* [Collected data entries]
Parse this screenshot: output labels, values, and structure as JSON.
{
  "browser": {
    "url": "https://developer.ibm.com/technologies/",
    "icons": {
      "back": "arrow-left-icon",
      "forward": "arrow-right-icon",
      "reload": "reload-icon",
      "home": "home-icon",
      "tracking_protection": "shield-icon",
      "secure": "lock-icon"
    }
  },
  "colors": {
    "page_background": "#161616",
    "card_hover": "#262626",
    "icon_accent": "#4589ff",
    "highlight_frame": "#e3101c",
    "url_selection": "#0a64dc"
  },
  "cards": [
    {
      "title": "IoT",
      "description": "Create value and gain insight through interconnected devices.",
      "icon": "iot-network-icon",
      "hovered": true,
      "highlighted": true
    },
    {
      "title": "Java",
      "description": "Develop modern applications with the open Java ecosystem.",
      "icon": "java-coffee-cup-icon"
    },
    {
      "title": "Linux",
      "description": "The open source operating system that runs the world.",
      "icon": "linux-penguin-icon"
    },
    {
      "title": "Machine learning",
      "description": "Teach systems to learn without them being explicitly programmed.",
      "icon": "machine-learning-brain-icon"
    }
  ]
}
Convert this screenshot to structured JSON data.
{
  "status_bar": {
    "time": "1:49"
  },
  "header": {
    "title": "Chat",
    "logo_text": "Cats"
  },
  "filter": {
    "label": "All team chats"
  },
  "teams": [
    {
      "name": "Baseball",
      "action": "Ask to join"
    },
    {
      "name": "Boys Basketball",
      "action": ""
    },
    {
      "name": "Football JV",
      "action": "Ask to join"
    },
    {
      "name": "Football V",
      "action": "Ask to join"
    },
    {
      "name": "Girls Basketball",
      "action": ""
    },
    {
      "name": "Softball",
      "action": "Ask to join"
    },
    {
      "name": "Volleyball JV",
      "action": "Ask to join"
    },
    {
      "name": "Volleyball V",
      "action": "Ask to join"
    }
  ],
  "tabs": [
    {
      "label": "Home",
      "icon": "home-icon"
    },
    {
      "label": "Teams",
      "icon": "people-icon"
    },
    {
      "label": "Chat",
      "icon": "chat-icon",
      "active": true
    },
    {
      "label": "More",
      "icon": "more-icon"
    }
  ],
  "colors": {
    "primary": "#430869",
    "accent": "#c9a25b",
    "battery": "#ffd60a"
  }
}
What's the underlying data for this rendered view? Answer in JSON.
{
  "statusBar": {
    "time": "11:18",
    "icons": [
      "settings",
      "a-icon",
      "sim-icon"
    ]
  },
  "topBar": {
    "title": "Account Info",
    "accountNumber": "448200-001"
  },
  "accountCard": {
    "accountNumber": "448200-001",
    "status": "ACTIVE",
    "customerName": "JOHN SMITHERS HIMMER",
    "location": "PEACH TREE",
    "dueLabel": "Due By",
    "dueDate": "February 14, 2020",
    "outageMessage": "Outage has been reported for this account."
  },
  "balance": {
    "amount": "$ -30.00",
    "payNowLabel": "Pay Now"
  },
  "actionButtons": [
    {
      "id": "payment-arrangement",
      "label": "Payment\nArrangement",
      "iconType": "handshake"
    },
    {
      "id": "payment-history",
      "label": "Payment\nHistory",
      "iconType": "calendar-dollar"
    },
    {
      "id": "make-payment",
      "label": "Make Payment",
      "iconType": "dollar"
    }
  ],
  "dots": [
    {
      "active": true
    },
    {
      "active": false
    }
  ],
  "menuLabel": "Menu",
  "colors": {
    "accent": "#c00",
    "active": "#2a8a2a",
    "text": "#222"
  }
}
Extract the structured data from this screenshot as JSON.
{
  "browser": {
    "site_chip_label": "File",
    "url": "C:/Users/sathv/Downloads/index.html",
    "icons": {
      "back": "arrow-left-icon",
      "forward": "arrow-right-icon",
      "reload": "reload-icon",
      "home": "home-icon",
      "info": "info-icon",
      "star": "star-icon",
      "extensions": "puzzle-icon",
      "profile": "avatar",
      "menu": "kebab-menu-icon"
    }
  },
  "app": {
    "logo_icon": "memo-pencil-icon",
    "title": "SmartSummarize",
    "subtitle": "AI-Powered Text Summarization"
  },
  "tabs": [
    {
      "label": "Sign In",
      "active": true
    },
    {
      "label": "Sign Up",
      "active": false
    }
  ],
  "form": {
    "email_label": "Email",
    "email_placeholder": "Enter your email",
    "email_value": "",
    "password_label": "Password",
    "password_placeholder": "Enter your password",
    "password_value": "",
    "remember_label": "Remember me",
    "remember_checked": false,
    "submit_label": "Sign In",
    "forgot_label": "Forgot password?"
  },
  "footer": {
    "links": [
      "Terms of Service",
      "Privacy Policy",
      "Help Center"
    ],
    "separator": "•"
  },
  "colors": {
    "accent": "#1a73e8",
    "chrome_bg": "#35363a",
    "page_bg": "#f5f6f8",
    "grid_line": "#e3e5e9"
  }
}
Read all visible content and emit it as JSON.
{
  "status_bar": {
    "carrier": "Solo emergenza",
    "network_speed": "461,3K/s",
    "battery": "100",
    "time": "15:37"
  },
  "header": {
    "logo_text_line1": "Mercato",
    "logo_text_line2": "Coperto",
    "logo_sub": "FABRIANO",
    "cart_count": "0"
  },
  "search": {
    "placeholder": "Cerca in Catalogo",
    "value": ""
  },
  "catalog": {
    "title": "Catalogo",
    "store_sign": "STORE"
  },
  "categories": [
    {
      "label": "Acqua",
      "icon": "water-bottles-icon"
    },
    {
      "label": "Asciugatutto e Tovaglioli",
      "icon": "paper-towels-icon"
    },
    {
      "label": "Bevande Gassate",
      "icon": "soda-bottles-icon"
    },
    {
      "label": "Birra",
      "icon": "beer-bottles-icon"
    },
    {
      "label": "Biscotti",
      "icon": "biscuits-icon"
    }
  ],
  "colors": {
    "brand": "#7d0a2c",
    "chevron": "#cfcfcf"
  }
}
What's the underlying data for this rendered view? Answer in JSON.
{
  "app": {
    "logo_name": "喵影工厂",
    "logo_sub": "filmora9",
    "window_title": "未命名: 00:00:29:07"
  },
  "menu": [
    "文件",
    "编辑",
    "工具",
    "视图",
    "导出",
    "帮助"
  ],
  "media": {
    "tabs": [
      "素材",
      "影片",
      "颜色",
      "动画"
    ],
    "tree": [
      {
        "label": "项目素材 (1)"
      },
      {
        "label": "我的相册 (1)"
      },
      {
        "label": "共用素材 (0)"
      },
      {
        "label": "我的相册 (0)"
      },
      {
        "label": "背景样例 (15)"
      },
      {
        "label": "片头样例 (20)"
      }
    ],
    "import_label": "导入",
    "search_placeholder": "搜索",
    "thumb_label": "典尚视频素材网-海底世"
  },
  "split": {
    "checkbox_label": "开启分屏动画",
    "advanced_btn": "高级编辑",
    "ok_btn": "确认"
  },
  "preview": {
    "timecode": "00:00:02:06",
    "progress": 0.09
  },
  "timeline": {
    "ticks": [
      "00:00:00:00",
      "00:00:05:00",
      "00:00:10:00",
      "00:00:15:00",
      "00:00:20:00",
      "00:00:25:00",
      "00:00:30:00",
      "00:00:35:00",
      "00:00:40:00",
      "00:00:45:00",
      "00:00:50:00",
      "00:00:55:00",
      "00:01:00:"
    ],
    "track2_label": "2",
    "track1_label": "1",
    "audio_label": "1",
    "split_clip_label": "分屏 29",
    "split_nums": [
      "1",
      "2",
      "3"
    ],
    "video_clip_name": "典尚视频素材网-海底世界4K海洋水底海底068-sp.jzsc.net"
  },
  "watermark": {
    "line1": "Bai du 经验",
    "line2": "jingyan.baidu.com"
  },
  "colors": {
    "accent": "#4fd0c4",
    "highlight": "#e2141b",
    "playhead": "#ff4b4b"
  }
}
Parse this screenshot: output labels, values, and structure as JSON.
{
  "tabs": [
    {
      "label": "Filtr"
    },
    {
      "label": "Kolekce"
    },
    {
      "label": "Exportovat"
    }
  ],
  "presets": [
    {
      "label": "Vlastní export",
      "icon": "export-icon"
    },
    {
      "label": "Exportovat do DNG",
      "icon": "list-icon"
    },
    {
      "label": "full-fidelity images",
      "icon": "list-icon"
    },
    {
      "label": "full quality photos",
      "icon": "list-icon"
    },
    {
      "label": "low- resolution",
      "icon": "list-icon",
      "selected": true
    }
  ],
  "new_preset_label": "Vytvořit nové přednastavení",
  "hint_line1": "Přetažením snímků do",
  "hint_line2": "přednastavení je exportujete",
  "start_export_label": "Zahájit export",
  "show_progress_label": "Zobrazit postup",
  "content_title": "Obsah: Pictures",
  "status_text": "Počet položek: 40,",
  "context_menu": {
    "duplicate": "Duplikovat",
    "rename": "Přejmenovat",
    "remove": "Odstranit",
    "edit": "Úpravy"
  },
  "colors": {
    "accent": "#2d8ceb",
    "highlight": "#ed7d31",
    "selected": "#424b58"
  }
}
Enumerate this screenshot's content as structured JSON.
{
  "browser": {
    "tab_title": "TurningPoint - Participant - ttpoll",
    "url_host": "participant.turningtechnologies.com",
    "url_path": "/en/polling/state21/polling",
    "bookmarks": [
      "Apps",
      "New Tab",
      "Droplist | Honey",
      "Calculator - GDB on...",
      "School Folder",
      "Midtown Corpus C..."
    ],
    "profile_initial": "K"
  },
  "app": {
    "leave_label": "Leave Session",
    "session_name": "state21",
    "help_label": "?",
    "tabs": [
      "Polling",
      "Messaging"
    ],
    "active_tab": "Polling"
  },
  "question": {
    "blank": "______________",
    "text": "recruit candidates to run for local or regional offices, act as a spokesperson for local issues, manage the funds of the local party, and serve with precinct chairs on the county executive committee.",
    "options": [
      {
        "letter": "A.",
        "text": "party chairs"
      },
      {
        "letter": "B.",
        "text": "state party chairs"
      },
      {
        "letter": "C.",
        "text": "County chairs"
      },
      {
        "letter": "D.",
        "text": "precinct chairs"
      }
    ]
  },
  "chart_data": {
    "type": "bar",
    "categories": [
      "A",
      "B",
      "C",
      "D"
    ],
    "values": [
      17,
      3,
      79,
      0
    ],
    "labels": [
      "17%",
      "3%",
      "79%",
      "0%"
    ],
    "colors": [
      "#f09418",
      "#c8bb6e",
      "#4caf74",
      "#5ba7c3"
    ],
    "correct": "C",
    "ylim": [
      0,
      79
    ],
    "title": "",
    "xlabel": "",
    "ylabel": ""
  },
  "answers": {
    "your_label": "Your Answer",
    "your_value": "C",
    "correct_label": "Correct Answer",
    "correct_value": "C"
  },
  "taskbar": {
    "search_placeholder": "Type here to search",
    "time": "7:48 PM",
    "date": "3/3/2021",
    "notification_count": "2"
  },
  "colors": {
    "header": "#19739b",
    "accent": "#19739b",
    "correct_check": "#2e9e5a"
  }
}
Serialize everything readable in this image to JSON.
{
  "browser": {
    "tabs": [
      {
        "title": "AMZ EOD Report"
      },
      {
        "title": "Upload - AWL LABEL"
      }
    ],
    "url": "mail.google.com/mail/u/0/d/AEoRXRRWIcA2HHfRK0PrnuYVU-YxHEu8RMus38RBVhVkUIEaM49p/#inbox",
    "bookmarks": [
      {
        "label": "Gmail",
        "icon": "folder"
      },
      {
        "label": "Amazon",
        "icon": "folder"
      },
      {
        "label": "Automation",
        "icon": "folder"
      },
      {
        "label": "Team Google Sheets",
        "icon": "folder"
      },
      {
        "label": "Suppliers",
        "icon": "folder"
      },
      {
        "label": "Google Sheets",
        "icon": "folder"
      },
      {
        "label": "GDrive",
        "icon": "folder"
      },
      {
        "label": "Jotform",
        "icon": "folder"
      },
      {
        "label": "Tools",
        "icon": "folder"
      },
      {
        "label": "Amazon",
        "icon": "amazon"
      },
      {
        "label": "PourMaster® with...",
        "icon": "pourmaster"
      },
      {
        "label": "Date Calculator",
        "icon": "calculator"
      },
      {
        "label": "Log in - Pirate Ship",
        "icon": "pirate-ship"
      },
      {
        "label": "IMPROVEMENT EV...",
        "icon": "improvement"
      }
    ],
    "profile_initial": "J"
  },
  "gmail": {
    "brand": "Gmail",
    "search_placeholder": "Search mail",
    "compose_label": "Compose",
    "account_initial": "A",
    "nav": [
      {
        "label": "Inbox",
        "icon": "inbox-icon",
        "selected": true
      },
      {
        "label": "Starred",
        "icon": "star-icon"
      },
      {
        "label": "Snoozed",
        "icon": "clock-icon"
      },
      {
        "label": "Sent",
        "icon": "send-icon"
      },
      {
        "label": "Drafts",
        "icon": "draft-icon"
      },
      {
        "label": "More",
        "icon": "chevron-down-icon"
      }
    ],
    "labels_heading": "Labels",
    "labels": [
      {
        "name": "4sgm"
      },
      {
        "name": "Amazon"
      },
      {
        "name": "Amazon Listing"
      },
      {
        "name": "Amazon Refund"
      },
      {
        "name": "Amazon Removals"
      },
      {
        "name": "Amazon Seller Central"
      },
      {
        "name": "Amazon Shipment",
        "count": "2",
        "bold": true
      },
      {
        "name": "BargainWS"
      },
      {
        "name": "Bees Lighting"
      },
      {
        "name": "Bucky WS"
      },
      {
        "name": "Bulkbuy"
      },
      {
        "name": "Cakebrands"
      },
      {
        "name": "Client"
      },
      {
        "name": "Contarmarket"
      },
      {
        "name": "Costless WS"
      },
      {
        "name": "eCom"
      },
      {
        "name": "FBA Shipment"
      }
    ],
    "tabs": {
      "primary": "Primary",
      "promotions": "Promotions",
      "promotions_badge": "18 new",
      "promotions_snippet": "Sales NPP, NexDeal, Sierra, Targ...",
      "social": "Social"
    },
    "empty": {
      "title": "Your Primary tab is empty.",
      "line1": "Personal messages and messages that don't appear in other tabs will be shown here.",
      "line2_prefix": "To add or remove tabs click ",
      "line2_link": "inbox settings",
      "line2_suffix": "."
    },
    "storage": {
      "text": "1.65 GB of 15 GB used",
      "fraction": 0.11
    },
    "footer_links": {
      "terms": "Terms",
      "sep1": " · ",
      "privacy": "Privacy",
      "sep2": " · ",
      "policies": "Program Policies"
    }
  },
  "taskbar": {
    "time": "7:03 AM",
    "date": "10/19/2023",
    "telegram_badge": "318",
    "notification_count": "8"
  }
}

* [INSTRUCTION] Extract lines where the string "remove" occurs.

* [SOLVED EXERCISE]
    "remove": "Odstranit",
      "line2_prefix": "To add or remove tabs click ",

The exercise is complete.